● YOUR INSTRUCTIONS
From the entries that follow, gather each line holding the word "BEURRE".

* start *

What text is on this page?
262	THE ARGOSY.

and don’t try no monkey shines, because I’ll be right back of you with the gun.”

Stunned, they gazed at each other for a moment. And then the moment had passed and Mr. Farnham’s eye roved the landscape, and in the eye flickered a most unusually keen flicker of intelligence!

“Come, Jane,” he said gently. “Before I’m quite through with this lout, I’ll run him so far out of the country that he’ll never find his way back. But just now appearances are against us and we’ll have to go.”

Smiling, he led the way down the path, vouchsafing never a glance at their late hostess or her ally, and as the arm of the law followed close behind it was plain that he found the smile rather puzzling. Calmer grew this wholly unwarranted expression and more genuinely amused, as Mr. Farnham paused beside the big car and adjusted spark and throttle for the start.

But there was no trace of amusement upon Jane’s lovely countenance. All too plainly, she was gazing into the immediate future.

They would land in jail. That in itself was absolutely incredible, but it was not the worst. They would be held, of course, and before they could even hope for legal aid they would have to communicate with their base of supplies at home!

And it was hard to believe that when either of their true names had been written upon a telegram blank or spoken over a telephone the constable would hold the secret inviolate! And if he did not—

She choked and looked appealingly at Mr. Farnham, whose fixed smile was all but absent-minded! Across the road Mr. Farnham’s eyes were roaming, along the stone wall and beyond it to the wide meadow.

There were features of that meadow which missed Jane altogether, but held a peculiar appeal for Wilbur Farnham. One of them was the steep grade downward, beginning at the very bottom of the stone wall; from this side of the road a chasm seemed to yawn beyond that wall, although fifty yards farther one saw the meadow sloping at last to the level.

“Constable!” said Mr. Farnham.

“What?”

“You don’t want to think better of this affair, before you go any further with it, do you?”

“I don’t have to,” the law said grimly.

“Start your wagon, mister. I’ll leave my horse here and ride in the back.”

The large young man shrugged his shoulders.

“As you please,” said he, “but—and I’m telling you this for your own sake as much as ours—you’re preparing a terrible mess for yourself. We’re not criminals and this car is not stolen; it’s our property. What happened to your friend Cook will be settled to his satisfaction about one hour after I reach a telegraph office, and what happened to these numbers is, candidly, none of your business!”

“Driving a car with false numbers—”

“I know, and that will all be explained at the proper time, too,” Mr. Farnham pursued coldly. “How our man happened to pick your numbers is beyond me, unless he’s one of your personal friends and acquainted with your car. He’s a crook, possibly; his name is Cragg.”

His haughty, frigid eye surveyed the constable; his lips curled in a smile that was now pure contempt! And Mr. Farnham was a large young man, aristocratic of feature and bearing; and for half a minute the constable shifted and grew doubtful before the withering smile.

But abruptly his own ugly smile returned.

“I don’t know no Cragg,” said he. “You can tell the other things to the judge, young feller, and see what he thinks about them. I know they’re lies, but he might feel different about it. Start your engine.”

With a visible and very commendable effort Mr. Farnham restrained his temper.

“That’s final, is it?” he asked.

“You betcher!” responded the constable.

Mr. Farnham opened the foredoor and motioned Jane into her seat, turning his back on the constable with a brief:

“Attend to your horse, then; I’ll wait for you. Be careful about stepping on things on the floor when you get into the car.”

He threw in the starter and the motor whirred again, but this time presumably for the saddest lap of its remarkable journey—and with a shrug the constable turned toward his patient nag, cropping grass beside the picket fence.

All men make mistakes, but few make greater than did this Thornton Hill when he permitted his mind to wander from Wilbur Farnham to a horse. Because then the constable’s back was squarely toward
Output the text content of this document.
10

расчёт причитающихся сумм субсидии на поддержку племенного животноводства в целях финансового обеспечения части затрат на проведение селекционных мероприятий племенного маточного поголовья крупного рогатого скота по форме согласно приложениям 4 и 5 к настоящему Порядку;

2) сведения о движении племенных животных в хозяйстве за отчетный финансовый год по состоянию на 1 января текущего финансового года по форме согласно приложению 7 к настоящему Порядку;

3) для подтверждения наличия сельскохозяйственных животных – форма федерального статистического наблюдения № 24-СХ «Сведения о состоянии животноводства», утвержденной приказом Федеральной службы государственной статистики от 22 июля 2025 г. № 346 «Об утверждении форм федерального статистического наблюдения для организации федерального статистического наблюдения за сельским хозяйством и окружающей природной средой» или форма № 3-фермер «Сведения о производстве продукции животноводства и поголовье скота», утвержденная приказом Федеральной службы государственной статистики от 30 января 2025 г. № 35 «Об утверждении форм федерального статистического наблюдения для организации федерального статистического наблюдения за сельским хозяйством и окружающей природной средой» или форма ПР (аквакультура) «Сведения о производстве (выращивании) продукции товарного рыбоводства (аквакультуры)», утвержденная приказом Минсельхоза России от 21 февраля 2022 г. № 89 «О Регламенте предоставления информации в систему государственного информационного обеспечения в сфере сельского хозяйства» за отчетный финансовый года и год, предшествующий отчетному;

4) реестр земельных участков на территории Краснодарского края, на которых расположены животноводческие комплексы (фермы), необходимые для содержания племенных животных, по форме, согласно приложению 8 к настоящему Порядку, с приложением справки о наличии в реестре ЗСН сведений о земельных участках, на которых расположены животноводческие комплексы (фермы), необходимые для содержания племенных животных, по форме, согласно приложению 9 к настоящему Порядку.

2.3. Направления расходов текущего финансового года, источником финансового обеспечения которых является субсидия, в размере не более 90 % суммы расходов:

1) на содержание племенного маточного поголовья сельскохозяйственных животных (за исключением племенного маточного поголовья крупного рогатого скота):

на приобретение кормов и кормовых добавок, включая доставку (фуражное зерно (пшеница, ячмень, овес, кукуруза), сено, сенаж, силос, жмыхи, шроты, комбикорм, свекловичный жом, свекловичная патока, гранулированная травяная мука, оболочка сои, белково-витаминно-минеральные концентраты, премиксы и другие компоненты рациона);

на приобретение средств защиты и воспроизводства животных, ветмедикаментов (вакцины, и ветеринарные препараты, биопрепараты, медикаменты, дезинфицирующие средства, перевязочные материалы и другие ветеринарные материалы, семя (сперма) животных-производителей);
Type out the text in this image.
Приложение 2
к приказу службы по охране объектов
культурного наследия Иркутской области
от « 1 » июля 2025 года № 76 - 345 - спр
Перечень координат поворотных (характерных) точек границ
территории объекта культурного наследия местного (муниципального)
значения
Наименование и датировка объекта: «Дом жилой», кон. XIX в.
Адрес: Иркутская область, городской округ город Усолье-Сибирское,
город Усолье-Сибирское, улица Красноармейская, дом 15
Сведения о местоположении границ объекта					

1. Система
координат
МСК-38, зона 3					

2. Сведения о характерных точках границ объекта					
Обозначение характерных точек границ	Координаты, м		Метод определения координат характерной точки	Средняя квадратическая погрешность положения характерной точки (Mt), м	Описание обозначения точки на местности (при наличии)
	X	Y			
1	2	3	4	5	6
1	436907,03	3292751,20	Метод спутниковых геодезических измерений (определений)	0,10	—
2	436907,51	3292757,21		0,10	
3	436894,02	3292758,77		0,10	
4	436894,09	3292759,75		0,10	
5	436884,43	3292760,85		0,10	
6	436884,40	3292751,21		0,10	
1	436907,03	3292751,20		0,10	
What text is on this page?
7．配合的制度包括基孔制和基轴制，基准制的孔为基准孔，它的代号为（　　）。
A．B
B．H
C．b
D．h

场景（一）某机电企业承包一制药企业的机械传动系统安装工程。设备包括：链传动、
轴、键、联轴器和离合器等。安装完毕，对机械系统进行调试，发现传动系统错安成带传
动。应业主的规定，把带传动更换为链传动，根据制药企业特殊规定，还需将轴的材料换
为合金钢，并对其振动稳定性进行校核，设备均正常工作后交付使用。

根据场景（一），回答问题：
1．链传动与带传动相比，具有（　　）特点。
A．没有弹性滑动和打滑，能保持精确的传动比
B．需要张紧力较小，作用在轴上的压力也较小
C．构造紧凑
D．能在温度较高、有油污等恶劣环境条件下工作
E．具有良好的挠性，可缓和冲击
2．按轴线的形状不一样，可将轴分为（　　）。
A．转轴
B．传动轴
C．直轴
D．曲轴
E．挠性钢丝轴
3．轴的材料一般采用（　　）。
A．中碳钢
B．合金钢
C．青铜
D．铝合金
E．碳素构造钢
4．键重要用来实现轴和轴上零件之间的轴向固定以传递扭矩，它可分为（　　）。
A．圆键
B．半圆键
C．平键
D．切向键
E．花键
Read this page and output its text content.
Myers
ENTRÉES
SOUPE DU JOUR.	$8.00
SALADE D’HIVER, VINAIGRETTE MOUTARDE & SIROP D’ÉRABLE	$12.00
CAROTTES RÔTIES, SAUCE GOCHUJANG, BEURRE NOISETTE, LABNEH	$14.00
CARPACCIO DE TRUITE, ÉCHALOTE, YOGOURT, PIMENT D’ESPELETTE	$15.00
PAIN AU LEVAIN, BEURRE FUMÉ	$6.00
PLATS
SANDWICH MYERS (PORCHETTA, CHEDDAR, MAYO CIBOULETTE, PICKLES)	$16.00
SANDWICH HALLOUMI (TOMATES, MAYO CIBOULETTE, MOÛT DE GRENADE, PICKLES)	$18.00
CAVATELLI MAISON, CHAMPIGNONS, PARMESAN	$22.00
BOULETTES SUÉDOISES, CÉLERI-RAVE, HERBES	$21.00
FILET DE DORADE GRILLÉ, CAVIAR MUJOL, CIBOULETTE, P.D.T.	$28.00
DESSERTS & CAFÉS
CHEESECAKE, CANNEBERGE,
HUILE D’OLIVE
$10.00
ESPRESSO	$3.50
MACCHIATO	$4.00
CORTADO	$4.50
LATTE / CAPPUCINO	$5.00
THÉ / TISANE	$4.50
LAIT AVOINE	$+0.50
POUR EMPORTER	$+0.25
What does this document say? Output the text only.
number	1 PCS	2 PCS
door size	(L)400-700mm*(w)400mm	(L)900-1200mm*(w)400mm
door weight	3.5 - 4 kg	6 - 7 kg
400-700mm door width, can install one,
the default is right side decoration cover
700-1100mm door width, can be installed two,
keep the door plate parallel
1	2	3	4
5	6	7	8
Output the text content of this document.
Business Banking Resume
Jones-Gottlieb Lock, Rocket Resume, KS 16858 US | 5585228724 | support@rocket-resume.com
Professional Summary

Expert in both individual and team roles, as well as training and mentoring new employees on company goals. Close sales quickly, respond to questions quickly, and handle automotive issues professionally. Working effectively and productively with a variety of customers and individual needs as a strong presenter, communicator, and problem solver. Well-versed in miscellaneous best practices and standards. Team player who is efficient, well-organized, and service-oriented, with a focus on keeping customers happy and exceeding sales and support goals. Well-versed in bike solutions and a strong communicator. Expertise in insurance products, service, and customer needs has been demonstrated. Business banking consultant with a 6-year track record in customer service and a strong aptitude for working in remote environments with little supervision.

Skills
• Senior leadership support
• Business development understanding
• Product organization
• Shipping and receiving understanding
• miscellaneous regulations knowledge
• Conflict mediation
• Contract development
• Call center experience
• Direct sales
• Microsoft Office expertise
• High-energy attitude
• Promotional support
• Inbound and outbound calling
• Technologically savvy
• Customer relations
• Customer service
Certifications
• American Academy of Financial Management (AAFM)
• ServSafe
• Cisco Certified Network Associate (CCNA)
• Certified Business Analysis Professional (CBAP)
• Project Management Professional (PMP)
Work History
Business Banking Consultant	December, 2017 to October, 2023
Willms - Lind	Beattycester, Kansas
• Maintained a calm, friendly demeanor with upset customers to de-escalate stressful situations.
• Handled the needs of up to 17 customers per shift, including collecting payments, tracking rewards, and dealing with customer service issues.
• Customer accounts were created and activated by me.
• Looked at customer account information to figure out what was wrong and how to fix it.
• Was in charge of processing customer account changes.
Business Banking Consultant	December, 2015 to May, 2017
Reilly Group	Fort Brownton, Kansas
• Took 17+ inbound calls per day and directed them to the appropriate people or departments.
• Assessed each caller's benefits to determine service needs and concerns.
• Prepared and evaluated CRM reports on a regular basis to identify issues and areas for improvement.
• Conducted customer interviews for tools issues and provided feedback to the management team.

* end *

● PROBLEM SOLUTION
CAROTTES RÔTIES, SAUCE GOCHUJANG, BEURRE NOISETTE, LABNEH	$14.00
PAIN AU LEVAIN, BEURRE FUMÉ	$6.00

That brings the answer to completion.